=== GIVEN INSTRUCTION ===
State how many lines in the listing below include the word "JSON". Give nothing but the number.

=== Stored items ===
· · ·
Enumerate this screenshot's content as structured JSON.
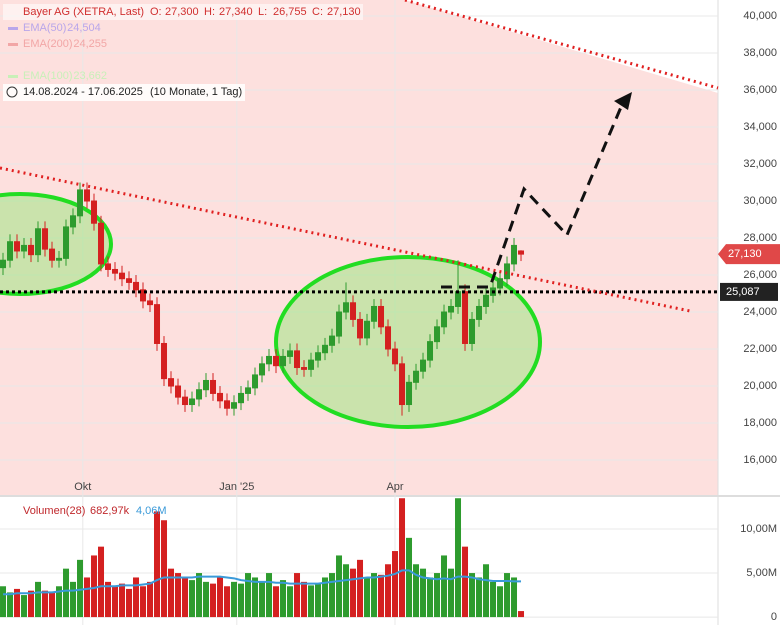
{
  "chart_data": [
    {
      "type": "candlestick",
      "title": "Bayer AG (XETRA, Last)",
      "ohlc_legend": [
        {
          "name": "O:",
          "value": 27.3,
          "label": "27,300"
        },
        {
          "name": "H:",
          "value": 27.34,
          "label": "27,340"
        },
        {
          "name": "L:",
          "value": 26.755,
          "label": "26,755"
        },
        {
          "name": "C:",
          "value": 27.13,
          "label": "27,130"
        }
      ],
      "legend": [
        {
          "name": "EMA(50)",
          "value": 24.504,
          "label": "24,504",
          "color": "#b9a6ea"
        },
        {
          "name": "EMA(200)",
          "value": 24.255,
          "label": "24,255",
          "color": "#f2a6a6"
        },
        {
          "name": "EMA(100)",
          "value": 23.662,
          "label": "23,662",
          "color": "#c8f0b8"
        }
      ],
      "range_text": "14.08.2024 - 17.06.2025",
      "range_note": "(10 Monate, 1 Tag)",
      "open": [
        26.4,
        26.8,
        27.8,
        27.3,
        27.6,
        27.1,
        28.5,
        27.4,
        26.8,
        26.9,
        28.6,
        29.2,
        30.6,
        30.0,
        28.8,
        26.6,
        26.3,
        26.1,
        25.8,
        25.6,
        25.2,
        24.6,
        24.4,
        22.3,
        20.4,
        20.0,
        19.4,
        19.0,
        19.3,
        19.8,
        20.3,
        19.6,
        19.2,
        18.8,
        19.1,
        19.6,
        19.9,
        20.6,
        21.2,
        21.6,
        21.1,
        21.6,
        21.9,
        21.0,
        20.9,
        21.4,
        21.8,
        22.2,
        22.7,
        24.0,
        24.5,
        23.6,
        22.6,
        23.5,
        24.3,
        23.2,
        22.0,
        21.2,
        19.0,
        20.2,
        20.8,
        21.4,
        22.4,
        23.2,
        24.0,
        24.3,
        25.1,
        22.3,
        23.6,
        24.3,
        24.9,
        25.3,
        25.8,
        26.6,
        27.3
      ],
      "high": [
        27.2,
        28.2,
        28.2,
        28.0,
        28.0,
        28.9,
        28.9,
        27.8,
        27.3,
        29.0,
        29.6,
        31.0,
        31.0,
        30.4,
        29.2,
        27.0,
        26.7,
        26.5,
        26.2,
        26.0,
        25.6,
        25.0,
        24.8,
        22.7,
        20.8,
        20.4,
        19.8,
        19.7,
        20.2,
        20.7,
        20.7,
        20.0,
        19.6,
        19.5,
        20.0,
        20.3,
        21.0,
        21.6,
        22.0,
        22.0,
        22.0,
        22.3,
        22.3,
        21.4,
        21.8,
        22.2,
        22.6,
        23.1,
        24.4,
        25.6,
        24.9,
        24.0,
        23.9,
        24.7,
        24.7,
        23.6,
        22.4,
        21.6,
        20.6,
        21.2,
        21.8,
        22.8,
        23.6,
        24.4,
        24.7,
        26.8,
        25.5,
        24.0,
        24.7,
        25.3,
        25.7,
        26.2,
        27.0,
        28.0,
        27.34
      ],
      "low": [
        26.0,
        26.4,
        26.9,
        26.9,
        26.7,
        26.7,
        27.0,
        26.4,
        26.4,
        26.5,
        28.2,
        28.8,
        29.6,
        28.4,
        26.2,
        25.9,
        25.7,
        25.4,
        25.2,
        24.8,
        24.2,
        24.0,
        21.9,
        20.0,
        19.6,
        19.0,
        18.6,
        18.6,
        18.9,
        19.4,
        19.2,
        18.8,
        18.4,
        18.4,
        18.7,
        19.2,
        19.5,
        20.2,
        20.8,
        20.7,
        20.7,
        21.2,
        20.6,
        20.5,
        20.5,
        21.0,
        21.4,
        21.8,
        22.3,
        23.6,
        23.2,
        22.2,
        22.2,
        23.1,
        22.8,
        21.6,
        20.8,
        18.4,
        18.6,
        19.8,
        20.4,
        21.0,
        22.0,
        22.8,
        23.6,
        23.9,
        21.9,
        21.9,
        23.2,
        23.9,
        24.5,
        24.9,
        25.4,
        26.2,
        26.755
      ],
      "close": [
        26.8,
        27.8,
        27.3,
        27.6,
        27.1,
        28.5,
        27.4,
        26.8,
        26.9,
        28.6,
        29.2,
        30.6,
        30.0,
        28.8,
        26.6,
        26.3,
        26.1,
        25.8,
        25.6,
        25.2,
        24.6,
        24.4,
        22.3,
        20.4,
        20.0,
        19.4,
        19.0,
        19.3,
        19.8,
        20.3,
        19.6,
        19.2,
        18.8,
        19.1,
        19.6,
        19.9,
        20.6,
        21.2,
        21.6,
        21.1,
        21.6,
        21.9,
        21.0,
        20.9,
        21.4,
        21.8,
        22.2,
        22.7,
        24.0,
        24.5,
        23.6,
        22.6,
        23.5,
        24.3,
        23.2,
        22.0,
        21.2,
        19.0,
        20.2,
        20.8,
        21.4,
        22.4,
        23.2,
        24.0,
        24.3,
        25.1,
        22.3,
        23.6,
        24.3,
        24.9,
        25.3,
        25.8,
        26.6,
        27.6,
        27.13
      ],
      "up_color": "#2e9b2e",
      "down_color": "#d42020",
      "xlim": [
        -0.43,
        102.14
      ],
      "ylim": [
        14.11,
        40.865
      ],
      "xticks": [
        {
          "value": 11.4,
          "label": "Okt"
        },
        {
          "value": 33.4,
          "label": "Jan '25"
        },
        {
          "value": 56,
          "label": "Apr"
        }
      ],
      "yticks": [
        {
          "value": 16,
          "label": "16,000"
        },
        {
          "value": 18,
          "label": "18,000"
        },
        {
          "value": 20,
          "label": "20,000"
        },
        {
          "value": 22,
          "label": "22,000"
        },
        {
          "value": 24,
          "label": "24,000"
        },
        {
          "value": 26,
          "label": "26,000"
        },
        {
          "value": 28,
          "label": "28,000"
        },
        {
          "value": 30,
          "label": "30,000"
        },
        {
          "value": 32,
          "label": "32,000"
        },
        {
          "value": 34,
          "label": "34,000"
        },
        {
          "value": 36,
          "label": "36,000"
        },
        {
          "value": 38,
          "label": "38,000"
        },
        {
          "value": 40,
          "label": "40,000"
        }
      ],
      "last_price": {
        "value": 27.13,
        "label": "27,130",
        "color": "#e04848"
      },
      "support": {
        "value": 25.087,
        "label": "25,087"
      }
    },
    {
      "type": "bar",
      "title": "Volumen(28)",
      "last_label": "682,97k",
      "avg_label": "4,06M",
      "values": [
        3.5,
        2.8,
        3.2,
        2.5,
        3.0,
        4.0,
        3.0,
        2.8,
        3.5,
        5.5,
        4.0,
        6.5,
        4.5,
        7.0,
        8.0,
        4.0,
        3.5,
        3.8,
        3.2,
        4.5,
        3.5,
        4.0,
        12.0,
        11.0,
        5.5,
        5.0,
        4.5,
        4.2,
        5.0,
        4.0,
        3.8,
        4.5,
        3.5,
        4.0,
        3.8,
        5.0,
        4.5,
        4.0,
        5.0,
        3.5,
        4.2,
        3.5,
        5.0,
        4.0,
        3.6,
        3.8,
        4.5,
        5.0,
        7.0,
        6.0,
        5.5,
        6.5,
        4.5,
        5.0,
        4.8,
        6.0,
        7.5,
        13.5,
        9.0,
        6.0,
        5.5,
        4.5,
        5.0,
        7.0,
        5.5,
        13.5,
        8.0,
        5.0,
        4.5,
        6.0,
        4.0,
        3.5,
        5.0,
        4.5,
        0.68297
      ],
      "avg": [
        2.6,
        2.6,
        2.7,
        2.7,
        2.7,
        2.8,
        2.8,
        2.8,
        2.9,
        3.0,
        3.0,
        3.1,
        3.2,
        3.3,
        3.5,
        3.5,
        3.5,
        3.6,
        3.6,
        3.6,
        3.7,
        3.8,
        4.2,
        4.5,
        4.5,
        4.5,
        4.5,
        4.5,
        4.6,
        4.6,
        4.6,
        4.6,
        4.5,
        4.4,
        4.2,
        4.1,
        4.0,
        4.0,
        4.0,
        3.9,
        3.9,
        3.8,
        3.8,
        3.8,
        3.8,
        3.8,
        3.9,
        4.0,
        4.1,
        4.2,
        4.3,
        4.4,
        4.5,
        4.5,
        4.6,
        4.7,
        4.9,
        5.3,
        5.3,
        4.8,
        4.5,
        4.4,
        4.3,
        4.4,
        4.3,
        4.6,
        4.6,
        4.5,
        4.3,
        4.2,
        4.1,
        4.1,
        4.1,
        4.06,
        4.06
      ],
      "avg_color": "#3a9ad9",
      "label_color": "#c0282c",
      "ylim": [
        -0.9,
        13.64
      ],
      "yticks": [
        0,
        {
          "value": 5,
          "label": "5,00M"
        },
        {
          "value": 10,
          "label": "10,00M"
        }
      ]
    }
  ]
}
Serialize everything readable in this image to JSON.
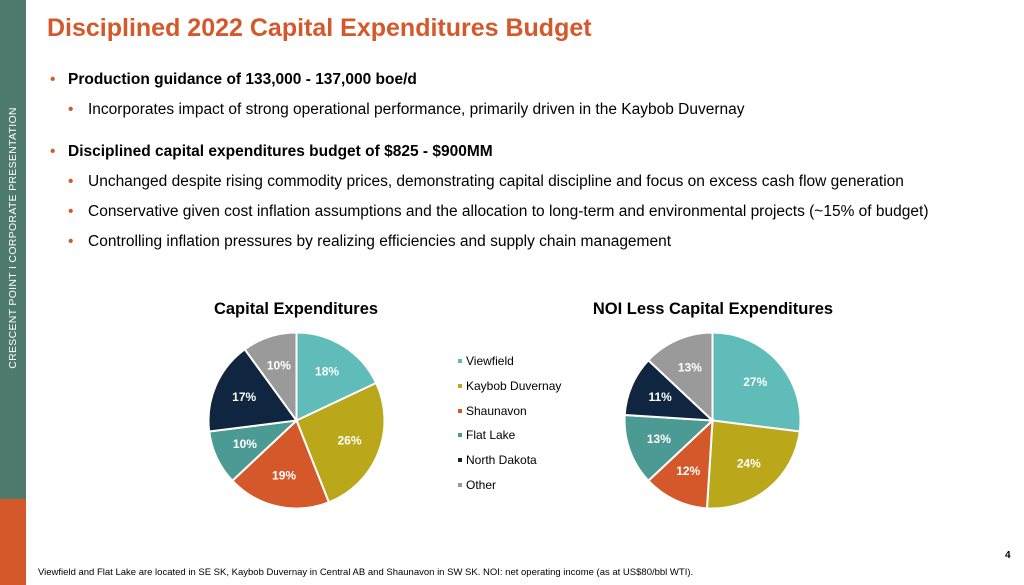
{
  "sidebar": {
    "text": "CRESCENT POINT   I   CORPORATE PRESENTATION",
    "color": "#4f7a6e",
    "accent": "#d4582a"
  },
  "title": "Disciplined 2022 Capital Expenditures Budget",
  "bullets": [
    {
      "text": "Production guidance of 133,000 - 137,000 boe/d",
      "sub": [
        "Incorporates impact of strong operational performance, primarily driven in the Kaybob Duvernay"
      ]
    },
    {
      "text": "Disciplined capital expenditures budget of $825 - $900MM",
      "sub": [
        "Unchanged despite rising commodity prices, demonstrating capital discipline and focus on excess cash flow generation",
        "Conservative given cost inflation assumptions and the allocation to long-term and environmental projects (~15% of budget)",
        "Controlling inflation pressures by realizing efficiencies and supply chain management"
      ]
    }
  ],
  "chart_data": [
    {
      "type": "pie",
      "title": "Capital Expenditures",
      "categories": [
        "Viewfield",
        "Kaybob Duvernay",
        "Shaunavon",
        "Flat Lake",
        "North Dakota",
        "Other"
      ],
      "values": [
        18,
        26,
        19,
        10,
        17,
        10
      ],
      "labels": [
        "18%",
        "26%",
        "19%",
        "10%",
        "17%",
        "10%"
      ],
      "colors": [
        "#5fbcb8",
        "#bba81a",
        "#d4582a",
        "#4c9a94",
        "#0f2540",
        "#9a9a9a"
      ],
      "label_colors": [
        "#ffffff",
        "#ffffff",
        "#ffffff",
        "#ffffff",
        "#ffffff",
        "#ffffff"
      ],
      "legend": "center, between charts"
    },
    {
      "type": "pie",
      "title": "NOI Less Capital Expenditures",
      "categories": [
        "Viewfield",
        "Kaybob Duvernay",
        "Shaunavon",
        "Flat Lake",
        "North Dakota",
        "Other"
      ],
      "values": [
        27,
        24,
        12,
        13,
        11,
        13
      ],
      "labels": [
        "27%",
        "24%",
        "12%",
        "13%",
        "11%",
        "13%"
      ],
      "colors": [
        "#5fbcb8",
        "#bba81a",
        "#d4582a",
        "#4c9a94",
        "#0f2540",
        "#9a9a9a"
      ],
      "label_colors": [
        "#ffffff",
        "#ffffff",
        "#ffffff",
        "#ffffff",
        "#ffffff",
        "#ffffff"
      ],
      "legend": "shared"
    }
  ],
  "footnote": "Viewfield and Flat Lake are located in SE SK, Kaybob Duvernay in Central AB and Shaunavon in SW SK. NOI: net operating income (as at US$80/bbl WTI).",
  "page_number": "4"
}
· · ·
=== PROBLEM SOLUTION ===
2